#### WORK TO DO
The data below needs to be returned exactly, line for line.
□ □ □ □ □
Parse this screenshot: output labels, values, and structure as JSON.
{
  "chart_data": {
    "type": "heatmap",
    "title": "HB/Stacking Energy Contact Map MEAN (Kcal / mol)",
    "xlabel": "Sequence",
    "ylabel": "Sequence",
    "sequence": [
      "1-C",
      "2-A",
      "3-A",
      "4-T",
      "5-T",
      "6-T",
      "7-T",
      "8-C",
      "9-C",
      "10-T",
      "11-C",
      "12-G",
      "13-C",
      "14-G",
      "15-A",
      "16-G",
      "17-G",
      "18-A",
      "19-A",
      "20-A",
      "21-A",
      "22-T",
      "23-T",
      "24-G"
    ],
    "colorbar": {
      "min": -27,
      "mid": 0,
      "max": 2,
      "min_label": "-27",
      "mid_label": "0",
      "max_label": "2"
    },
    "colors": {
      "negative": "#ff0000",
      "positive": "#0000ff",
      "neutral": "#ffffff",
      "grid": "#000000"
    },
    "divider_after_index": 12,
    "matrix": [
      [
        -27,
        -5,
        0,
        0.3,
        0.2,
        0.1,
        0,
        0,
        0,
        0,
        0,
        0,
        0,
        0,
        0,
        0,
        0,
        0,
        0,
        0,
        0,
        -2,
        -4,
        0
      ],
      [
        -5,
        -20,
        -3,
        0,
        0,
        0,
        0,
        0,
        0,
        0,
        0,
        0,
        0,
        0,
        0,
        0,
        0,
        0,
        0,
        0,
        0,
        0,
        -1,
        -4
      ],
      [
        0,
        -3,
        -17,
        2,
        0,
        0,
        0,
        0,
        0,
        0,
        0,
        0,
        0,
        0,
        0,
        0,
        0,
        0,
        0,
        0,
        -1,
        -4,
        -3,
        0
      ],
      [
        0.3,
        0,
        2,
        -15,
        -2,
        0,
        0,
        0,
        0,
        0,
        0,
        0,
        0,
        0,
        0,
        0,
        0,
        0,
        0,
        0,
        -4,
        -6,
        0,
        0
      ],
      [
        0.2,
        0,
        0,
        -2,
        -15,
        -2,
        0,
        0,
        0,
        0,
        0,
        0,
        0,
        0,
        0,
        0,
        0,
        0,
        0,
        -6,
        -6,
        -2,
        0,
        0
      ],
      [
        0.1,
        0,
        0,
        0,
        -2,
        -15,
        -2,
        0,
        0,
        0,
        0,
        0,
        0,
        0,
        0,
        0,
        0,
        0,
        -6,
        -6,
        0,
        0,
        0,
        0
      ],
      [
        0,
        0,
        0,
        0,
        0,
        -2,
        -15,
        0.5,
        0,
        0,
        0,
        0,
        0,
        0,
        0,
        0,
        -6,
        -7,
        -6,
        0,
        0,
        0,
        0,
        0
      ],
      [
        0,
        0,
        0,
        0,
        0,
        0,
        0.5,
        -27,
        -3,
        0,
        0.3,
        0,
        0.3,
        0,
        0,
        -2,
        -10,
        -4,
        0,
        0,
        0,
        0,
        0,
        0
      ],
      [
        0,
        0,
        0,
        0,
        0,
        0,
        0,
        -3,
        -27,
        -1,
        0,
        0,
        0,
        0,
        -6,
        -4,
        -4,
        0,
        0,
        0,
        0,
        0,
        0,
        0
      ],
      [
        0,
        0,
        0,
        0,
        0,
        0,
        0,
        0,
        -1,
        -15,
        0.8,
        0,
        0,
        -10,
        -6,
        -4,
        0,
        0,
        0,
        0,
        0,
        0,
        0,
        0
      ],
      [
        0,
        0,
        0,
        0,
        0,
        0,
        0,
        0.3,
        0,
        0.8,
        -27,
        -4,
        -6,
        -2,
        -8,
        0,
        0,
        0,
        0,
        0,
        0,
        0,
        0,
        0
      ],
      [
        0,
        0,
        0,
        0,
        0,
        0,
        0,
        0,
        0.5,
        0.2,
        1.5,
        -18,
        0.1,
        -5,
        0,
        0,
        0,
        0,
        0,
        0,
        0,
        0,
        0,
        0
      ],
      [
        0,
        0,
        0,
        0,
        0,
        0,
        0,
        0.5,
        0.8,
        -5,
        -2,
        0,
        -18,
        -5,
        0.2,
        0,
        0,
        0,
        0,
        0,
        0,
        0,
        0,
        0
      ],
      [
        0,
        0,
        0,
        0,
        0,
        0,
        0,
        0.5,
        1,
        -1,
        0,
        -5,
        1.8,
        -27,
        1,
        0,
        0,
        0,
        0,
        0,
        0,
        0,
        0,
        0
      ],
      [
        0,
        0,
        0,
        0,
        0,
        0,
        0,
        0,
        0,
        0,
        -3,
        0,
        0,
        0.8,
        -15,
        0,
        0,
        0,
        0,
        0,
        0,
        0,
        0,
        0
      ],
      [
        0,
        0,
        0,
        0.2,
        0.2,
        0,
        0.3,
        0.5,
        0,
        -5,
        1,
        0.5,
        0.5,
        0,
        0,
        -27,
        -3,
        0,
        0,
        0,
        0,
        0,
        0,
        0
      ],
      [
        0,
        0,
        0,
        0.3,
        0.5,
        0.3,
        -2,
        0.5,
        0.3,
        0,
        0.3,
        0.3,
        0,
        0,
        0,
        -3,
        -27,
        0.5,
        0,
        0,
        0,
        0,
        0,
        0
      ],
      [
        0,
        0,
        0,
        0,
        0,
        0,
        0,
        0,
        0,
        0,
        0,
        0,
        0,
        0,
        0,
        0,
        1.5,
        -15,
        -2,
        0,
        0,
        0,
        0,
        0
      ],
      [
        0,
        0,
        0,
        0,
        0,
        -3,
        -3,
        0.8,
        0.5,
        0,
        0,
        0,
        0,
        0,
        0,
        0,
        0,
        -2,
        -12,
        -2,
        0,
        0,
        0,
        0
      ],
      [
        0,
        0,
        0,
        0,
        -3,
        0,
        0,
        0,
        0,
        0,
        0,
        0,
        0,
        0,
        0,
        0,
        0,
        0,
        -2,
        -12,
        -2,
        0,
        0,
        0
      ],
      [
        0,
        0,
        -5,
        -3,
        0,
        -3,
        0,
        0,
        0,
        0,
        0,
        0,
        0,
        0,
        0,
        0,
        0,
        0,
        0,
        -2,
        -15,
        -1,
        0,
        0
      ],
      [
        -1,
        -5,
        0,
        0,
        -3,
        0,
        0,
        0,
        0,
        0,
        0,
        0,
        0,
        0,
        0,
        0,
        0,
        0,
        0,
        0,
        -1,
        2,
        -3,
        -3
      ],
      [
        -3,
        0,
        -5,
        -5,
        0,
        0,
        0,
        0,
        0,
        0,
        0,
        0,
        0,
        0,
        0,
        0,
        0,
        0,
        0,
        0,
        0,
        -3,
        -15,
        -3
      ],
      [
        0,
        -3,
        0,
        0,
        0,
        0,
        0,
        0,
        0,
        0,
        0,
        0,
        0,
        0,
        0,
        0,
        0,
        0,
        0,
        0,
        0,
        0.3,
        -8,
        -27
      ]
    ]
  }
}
□ □ □ □ □
#### TASK SOLUTION
Parse this screenshot: output labels, values, and structure as JSON.
{
  "chart_data": {
    "type": "heatmap",
    "title": "HB/Stacking Energy Contact Map MEAN (Kcal / mol)",
    "xlabel": "Sequence",
    "ylabel": "Sequence",
    "sequence": [
      "1-C",
      "2-A",
      "3-A",
      "4-T",
      "5-T",
      "6-T",
      "7-T",
      "8-C",
      "9-C",
      "10-T",
      "11-C",
      "12-G",
      "13-C",
      "14-G",
      "15-A",
      "16-G",
      "17-G",
      "18-A",
      "19-A",
      "20-A",
      "21-A",
      "22-T",
      "23-T",
      "24-G"
    ],
    "colorbar": {
      "min": -27,
      "mid": 0,
      "max": 2,
      "min_label": "-27",
      "mid_label": "0",
      "max_label": "2"
    },
    "colors": {
      "negative": "#ff0000",
      "positive": "#0000ff",
      "neutral": "#ffffff",
      "grid": "#000000"
    },
    "divider_after_index": 12,
    "matrix": [
      [
        -27,
        -5,
        0,
        0.3,
        0.2,
        0.1,
        0,
        0,
        0,
        0,
        0,
        0,
        0,
        0,
        0,
        0,
        0,
        0,
        0,
        0,
        0,
        -2,
        -4,
        0
      ],
      [
        -5,
        -20,
        -3,
        0,
        0,
        0,
        0,
        0,
        0,
        0,
        0,
        0,
        0,
        0,
        0,
        0,
        0,
        0,
        0,
        0,
        0,
        0,
        -1,
        -4
      ],
      [
        0,
        -3,
        -17,
        2,
        0,
        0,
        0,
        0,
        0,
        0,
        0,
        0,
        0,
        0,
        0,
        0,
        0,
        0,
        0,
        0,
        -1,
        -4,
        -3,
        0
      ],
      [
        0.3,
        0,
        2,
        -15,
        -2,
        0,
        0,
        0,
        0,
        0,
        0,
        0,
        0,
        0,
        0,
        0,
        0,
        0,
        0,
        0,
        -4,
        -6,
        0,
        0
      ],
      [
        0.2,
        0,
        0,
        -2,
        -15,
        -2,
        0,
        0,
        0,
        0,
        0,
        0,
        0,
        0,
        0,
        0,
        0,
        0,
        0,
        -6,
        -6,
        -2,
        0,
        0
      ],
      [
        0.1,
        0,
        0,
        0,
        -2,
        -15,
        -2,
        0,
        0,
        0,
        0,
        0,
        0,
        0,
        0,
        0,
        0,
        0,
        -6,
        -6,
        0,
        0,
        0,
        0
      ],
      [
        0,
        0,
        0,
        0,
        0,
        -2,
        -15,
        0.5,
        0,
        0,
        0,
        0,
        0,
        0,
        0,
        0,
        -6,
        -7,
        -6,
        0,
        0,
        0,
        0,
        0
      ],
      [
        0,
        0,
        0,
        0,
        0,
        0,
        0.5,
        -27,
        -3,
        0,
        0.3,
        0,
        0.3,
        0,
        0,
        -2,
        -10,
        -4,
        0,
        0,
        0,
        0,
        0,
        0
      ],
      [
        0,
        0,
        0,
        0,
        0,
        0,
        0,
        -3,
        -27,
        -1,
        0,
        0,
        0,
        0,
        -6,
        -4,
        -4,
        0,
        0,
        0,
        0,
        0,
        0,
        0
      ],
      [
        0,
        0,
        0,
        0,
        0,
        0,
        0,
        0,
        -1,
        -15,
        0.8,
        0,
        0,
        -10,
        -6,
        -4,
        0,
        0,
        0,
        0,
        0,
        0,
        0,
        0
      ],
      [
        0,
        0,
        0,
        0,
        0,
        0,
        0,
        0.3,
        0,
        0.8,
        -27,
        -4,
        -6,
        -2,
        -8,
        0,
        0,
        0,
        0,
        0,
        0,
        0,
        0,
        0
      ],
      [
        0,
        0,
        0,
        0,
        0,
        0,
        0,
        0,
        0.5,
        0.2,
        1.5,
        -18,
        0.1,
        -5,
        0,
        0,
        0,
        0,
        0,
        0,
        0,
        0,
        0,
        0
      ],
      [
        0,
        0,
        0,
        0,
        0,
        0,
        0,
        0.5,
        0.8,
        -5,
        -2,
        0,
        -18,
        -5,
        0.2,
        0,
        0,
        0,
        0,
        0,
        0,
        0,
        0,
        0
      ],
      [
        0,
        0,
        0,
        0,
        0,
        0,
        0,
        0.5,
        1,
        -1,
        0,
        -5,
        1.8,
        -27,
        1,
        0,
        0,
        0,
        0,
        0,
        0,
        0,
        0,
        0
      ],
      [
        0,
        0,
        0,
        0,
        0,
        0,
        0,
        0,
        0,
        0,
        -3,
        0,
        0,
        0.8,
        -15,
        0,
        0,
        0,
        0,
        0,
        0,
        0,
        0,
        0
      ],
      [
        0,
        0,
        0,
        0.2,
        0.2,
        0,
        0.3,
        0.5,
        0,
        -5,
        1,
        0.5,
        0.5,
        0,
        0,
        -27,
        -3,
        0,
        0,
        0,
        0,
        0,
        0,
        0
      ],
      [
        0,
        0,
        0,
        0.3,
        0.5,
        0.3,
        -2,
        0.5,
        0.3,
        0,
        0.3,
        0.3,
        0,
        0,
        0,
        -3,
        -27,
        0.5,
        0,
        0,
        0,
        0,
        0,
        0
      ],
      [
        0,
        0,
        0,
        0,
        0,
        0,
        0,
        0,
        0,
        0,
        0,
        0,
        0,
        0,
        0,
        0,
        1.5,
        -15,
        -2,
        0,
        0,
        0,
        0,
        0
      ],
      [
        0,
        0,
        0,
        0,
        0,
        -3,
        -3,
        0.8,
        0.5,
        0,
        0,
        0,
        0,
        0,
        0,
        0,
        0,
        -2,
        -12,
        -2,
        0,
        0,
        0,
        0
      ],
      [
        0,
        0,
        0,
        0,
        -3,
        0,
        0,
        0,
        0,
        0,
        0,
        0,
        0,
        0,
        0,
        0,
        0,
        0,
        -2,
        -12,
        -2,
        0,
        0,
        0
      ],
      [
        0,
        0,
        -5,
        -3,
        0,
        -3,
        0,
        0,
        0,
        0,
        0,
        0,
        0,
        0,
        0,
        0,
        0,
        0,
        0,
        -2,
        -15,
        -1,
        0,
        0
      ],
      [
        -1,
        -5,
        0,
        0,
        -3,
        0,
        0,
        0,
        0,
        0,
        0,
        0,
        0,
        0,
        0,
        0,
        0,
        0,
        0,
        0,
        -1,
        2,
        -3,
        -3
      ],
      [
        -3,
        0,
        -5,
        -5,
        0,
        0,
        0,
        0,
        0,
        0,
        0,
        0,
        0,
        0,
        0,
        0,
        0,
        0,
        0,
        0,
        0,
        -3,
        -15,
        -3
      ],
      [
        0,
        -3,
        0,
        0,
        0,
        0,
        0,
        0,
        0,
        0,
        0,
        0,
        0,
        0,
        0,
        0,
        0,
        0,
        0,
        0,
        0,
        0.3,
        -8,
        -27
      ]
    ]
  }
}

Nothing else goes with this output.